--- start of ENTRIES PROVIDED ---

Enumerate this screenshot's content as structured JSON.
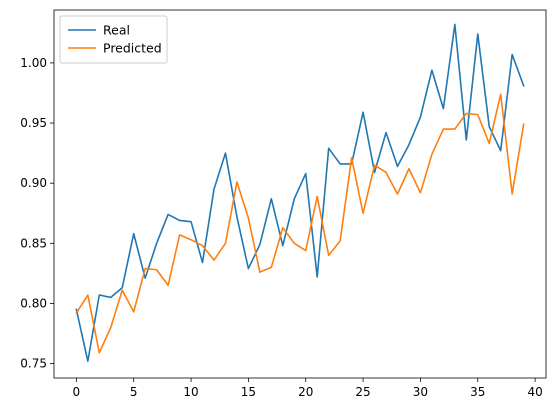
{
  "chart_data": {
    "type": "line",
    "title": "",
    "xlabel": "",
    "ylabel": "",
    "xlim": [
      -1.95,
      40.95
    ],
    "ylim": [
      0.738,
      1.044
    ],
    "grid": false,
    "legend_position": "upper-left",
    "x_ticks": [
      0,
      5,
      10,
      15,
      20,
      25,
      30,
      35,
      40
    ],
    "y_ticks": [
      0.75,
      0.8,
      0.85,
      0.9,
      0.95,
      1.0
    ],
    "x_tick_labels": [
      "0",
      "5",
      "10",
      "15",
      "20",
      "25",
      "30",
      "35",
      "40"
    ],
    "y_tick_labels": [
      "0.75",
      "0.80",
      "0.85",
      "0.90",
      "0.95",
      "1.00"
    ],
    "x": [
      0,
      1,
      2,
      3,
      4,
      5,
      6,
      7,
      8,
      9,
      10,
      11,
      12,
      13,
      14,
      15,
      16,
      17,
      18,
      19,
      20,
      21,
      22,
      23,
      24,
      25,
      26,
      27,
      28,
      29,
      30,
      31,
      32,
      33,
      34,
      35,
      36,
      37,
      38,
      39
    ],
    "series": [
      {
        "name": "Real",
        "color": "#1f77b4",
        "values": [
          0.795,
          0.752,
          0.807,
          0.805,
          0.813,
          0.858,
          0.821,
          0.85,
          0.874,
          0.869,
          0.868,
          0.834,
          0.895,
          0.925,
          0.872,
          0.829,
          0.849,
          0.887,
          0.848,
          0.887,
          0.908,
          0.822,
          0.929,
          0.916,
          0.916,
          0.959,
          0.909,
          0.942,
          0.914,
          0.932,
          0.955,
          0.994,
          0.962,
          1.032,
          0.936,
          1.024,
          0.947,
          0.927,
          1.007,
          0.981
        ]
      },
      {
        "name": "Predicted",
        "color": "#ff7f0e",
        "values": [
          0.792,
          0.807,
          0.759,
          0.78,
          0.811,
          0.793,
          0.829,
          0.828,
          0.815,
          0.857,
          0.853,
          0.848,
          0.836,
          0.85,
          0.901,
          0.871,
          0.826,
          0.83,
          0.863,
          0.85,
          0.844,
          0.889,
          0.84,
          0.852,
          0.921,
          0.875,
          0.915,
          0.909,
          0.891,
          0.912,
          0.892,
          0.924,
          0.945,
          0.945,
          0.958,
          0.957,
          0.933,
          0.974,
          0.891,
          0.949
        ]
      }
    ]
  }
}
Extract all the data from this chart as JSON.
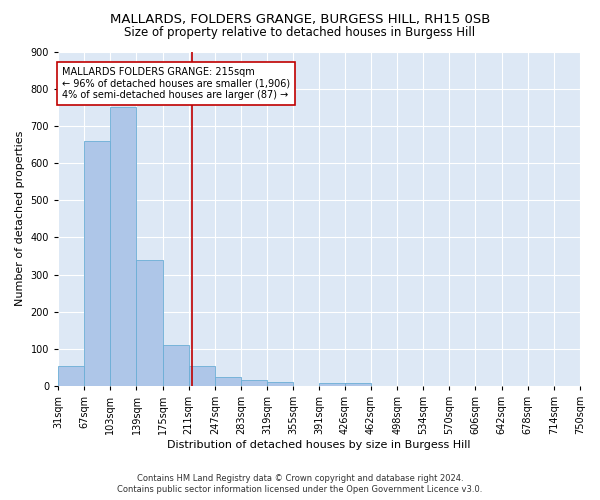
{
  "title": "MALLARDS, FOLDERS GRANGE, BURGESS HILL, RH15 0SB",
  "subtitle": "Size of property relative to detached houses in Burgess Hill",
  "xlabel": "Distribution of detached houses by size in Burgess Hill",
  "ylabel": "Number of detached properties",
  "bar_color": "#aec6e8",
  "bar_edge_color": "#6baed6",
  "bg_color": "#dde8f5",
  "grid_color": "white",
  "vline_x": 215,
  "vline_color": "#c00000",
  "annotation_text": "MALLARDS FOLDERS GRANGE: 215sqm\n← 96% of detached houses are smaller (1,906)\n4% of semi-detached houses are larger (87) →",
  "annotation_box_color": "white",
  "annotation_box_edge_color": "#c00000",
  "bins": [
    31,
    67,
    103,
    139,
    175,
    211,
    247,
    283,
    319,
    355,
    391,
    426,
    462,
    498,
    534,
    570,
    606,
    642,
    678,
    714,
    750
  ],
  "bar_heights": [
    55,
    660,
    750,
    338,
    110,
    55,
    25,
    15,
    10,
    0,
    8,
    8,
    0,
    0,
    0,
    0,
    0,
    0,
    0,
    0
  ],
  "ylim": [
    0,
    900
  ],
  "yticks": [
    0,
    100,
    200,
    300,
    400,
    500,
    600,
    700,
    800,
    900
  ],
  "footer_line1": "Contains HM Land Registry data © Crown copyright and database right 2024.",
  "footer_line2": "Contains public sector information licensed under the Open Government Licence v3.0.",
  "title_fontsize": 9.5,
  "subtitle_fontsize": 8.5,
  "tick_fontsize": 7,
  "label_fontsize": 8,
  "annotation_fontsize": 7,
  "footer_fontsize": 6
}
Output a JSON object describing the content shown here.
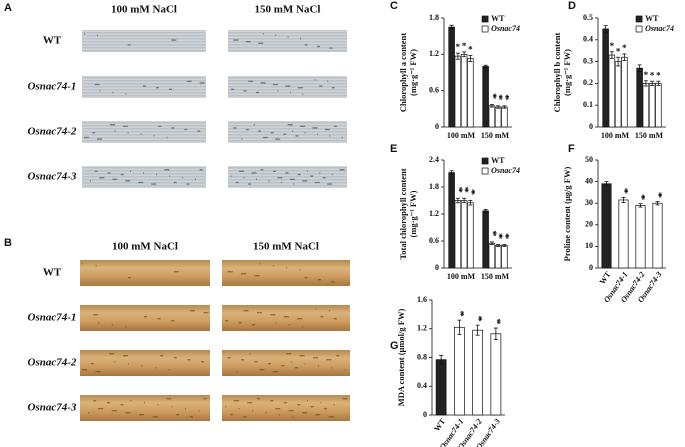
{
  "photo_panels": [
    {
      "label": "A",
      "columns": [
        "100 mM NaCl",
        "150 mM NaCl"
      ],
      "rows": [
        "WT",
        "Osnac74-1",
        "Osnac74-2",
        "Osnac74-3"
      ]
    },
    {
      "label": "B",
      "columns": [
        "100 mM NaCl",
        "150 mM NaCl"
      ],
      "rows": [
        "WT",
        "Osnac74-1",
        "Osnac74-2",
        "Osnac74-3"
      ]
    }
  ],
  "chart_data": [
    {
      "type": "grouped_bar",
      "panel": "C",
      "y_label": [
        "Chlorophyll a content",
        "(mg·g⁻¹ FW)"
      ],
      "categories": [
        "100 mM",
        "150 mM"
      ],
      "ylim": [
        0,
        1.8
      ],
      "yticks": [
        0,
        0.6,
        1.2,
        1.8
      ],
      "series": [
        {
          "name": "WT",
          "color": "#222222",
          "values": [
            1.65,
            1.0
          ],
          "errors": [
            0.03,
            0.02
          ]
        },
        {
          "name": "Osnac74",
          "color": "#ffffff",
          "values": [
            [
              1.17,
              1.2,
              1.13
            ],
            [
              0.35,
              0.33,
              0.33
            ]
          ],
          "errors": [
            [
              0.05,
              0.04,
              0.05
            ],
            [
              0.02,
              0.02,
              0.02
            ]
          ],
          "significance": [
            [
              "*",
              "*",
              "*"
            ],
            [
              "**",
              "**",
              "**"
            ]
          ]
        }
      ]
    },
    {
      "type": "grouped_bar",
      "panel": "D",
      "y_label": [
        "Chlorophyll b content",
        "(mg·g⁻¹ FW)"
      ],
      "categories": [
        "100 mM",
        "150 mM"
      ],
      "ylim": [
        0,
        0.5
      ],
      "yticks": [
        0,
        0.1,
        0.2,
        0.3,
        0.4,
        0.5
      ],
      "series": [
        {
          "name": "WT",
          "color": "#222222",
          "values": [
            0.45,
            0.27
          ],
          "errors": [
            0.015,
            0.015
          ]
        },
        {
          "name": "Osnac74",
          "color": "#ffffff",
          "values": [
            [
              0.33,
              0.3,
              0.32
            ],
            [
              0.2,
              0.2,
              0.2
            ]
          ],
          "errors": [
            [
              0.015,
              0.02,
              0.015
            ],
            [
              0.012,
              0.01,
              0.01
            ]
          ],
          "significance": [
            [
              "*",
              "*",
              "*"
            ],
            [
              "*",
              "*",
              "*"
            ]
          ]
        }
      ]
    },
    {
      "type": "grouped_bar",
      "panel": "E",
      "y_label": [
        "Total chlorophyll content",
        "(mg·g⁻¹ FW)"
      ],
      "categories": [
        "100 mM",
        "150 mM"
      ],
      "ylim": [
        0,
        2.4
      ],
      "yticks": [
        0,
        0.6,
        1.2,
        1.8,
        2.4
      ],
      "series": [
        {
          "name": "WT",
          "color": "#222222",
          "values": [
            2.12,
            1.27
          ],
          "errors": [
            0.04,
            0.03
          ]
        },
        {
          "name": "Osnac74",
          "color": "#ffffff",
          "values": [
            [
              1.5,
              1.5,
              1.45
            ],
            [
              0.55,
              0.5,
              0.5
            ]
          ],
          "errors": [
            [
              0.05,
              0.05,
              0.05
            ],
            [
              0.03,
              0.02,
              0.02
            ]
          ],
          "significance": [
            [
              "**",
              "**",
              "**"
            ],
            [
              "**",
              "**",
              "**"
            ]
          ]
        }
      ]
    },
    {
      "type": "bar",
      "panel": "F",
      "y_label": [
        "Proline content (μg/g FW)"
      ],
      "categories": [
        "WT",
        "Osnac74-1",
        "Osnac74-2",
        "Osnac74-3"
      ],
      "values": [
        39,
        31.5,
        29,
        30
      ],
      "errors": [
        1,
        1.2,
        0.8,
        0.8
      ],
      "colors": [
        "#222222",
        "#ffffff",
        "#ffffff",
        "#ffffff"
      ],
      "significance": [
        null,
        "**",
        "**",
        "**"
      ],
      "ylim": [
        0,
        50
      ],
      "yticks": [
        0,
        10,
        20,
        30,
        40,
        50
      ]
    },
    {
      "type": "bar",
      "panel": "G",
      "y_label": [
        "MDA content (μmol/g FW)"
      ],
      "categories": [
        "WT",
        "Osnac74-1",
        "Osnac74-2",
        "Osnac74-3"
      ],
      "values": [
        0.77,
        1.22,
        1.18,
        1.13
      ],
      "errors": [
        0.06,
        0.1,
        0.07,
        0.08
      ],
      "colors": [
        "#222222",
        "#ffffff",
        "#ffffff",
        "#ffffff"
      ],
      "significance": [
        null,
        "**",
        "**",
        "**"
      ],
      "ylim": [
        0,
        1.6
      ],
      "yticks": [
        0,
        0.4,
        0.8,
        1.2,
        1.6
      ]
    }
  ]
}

--- end of ENTRIES PROVIDED ---

> _DIRECTIONS FOR THIS TASK_:
Pull out all lines containing "ylabel".

> _RESULT BELOW_:
    "ylabel": "",
  "ylabel": "Number of detached properties",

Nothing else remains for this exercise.